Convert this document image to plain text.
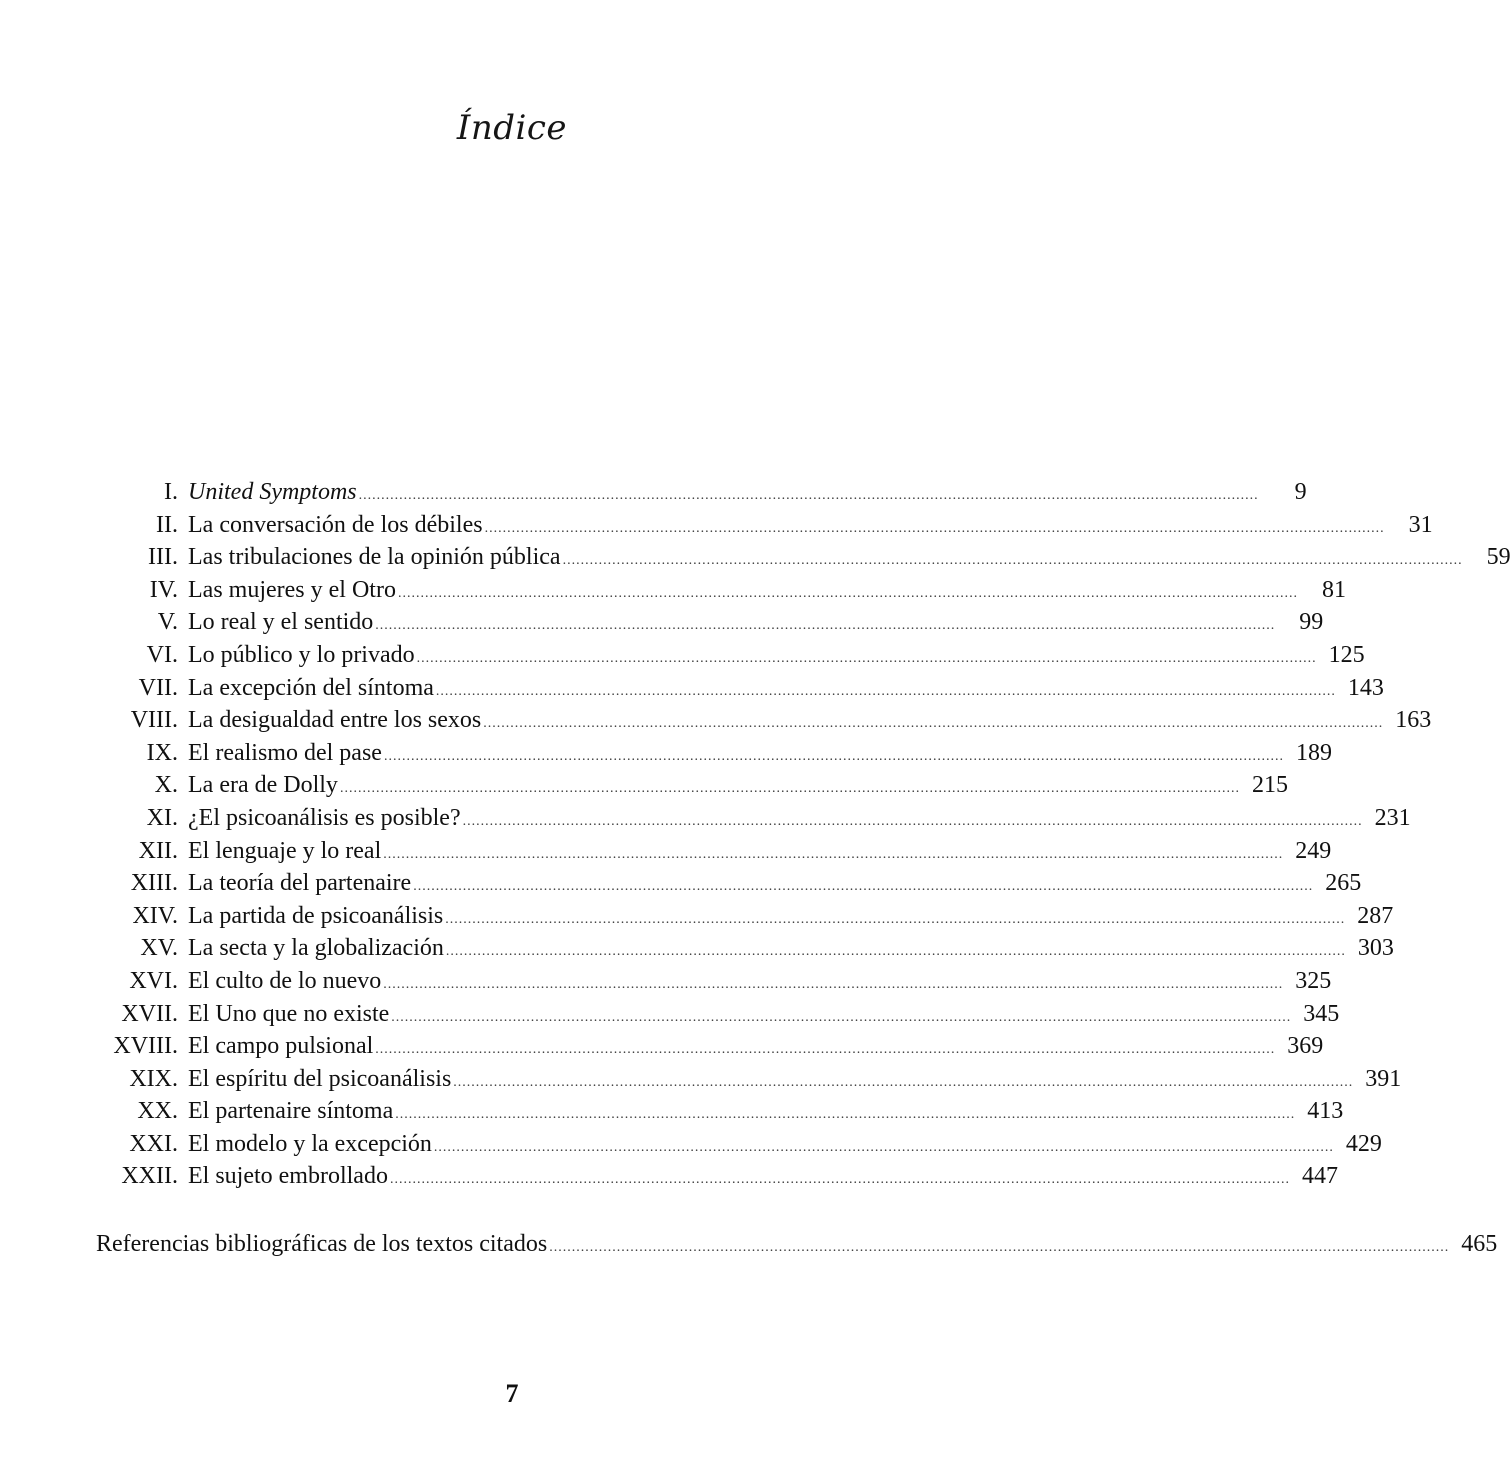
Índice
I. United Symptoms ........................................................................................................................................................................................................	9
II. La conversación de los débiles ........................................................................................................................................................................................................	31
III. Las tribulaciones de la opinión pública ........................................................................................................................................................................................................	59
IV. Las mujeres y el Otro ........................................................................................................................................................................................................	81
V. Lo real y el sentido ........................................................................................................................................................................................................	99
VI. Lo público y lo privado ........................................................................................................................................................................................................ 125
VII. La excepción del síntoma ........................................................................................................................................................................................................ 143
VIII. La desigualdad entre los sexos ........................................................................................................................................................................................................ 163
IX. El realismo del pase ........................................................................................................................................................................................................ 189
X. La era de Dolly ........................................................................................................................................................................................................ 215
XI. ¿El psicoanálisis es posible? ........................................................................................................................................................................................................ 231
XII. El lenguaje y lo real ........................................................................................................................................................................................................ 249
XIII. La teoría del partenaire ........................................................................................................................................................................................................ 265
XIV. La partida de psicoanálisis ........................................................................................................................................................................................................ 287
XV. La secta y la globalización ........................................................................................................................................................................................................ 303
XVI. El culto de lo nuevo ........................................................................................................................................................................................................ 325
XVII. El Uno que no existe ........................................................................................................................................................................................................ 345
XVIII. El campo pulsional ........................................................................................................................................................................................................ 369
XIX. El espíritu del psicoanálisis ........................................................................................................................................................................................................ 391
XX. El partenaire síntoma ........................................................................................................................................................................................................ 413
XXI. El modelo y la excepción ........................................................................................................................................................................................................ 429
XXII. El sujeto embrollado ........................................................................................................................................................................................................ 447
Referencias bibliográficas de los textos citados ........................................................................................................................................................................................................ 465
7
------------
EXERCISE BRIEF – Filter the entries down to the lines containing "excepción". Copy each of those lines.

OUTPUT FOR THIS TASK –
VII. La excepción del síntoma ........................................................................................................................................................................................................ 143
XXI. El modelo y la excepción ........................................................................................................................................................................................................ 429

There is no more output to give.